*Some records*.
☆ ☆ ☆ ☆ ☆ ☆ ☆

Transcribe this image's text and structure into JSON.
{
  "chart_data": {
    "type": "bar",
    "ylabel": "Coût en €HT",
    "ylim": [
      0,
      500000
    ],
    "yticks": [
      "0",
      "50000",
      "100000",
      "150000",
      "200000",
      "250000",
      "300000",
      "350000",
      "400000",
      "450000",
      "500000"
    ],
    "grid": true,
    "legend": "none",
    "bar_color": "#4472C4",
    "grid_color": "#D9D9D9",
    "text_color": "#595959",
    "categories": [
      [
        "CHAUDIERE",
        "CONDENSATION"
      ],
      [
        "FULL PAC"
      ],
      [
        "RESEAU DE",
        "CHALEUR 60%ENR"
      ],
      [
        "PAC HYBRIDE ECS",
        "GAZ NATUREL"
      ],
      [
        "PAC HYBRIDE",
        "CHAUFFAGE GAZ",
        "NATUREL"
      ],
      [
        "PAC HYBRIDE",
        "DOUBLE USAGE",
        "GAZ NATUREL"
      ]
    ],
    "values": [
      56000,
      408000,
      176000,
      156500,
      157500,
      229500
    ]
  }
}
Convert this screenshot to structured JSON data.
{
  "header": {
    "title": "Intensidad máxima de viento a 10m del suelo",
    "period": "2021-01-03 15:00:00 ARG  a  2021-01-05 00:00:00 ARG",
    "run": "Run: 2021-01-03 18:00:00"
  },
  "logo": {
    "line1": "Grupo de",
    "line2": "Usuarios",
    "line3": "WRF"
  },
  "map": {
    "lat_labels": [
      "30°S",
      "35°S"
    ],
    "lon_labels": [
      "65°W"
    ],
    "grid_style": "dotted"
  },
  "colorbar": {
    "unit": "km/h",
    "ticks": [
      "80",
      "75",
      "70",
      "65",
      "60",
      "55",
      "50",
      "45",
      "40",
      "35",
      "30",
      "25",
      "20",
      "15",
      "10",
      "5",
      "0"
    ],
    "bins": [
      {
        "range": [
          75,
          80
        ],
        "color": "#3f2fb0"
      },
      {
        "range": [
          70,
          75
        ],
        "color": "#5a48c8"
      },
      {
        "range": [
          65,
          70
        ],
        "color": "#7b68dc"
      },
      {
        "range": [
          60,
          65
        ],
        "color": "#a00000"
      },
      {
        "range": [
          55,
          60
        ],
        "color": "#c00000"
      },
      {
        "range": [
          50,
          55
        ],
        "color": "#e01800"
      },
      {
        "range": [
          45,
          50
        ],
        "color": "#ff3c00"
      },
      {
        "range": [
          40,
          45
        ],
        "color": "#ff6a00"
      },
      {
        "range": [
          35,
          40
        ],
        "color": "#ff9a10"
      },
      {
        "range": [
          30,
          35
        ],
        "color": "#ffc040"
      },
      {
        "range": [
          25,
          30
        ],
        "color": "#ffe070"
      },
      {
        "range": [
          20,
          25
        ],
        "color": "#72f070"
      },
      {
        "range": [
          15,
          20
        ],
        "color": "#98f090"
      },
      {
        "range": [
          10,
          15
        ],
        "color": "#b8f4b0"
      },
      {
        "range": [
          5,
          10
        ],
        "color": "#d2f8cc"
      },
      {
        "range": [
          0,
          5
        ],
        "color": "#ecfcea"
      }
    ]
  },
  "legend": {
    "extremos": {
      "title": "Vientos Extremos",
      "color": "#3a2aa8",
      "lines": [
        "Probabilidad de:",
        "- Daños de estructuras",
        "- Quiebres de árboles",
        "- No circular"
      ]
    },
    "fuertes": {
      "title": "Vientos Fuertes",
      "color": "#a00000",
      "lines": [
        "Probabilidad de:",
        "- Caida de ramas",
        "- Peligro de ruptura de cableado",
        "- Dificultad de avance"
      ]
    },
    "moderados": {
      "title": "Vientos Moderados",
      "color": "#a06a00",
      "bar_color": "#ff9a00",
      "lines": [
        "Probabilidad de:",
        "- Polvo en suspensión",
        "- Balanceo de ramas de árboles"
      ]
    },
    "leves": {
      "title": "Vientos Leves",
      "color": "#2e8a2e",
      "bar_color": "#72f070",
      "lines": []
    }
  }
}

☆ ☆ ☆ ☆ ☆ ☆ ☆

*Direction*. Print every record exactly as it was given.

*Written response*.
Transcribe this image's text and structure into JSON.
{
  "chart_data": {
    "type": "bar",
    "ylabel": "Coût en €HT",
    "ylim": [
      0,
      500000
    ],
    "yticks": [
      "0",
      "50000",
      "100000",
      "150000",
      "200000",
      "250000",
      "300000",
      "350000",
      "400000",
      "450000",
      "500000"
    ],
    "grid": true,
    "legend": "none",
    "bar_color": "#4472C4",
    "grid_color": "#D9D9D9",
    "text_color": "#595959",
    "categories": [
      [
        "CHAUDIERE",
        "CONDENSATION"
      ],
      [
        "FULL PAC"
      ],
      [
        "RESEAU DE",
        "CHALEUR 60%ENR"
      ],
      [
        "PAC HYBRIDE ECS",
        "GAZ NATUREL"
      ],
      [
        "PAC HYBRIDE",
        "CHAUFFAGE GAZ",
        "NATUREL"
      ],
      [
        "PAC HYBRIDE",
        "DOUBLE USAGE",
        "GAZ NATUREL"
      ]
    ],
    "values": [
      56000,
      408000,
      176000,
      156500,
      157500,
      229500
    ]
  }
}
Convert this screenshot to structured JSON data.
{
  "header": {
    "title": "Intensidad máxima de viento a 10m del suelo",
    "period": "2021-01-03 15:00:00 ARG  a  2021-01-05 00:00:00 ARG",
    "run": "Run: 2021-01-03 18:00:00"
  },
  "logo": {
    "line1": "Grupo de",
    "line2": "Usuarios",
    "line3": "WRF"
  },
  "map": {
    "lat_labels": [
      "30°S",
      "35°S"
    ],
    "lon_labels": [
      "65°W"
    ],
    "grid_style": "dotted"
  },
  "colorbar": {
    "unit": "km/h",
    "ticks": [
      "80",
      "75",
      "70",
      "65",
      "60",
      "55",
      "50",
      "45",
      "40",
      "35",
      "30",
      "25",
      "20",
      "15",
      "10",
      "5",
      "0"
    ],
    "bins": [
      {
        "range": [
          75,
          80
        ],
        "color": "#3f2fb0"
      },
      {
        "range": [
          70,
          75
        ],
        "color": "#5a48c8"
      },
      {
        "range": [
          65,
          70
        ],
        "color": "#7b68dc"
      },
      {
        "range": [
          60,
          65
        ],
        "color": "#a00000"
      },
      {
        "range": [
          55,
          60
        ],
        "color": "#c00000"
      },
      {
        "range": [
          50,
          55
        ],
        "color": "#e01800"
      },
      {
        "range": [
          45,
          50
        ],
        "color": "#ff3c00"
      },
      {
        "range": [
          40,
          45
        ],
        "color": "#ff6a00"
      },
      {
        "range": [
          35,
          40
        ],
        "color": "#ff9a10"
      },
      {
        "range": [
          30,
          35
        ],
        "color": "#ffc040"
      },
      {
        "range": [
          25,
          30
        ],
        "color": "#ffe070"
      },
      {
        "range": [
          20,
          25
        ],
        "color": "#72f070"
      },
      {
        "range": [
          15,
          20
        ],
        "color": "#98f090"
      },
      {
        "range": [
          10,
          15
        ],
        "color": "#b8f4b0"
      },
      {
        "range": [
          5,
          10
        ],
        "color": "#d2f8cc"
      },
      {
        "range": [
          0,
          5
        ],
        "color": "#ecfcea"
      }
    ]
  },
  "legend": {
    "extremos": {
      "title": "Vientos Extremos",
      "color": "#3a2aa8",
      "lines": [
        "Probabilidad de:",
        "- Daños de estructuras",
        "- Quiebres de árboles",
        "- No circular"
      ]
    },
    "fuertes": {
      "title": "Vientos Fuertes",
      "color": "#a00000",
      "lines": [
        "Probabilidad de:",
        "- Caida de ramas",
        "- Peligro de ruptura de cableado",
        "- Dificultad de avance"
      ]
    },
    "moderados": {
      "title": "Vientos Moderados",
      "color": "#a06a00",
      "bar_color": "#ff9a00",
      "lines": [
        "Probabilidad de:",
        "- Polvo en suspensión",
        "- Balanceo de ramas de árboles"
      ]
    },
    "leves": {
      "title": "Vientos Leves",
      "color": "#2e8a2e",
      "bar_color": "#72f070",
      "lines": []
    }
  }
}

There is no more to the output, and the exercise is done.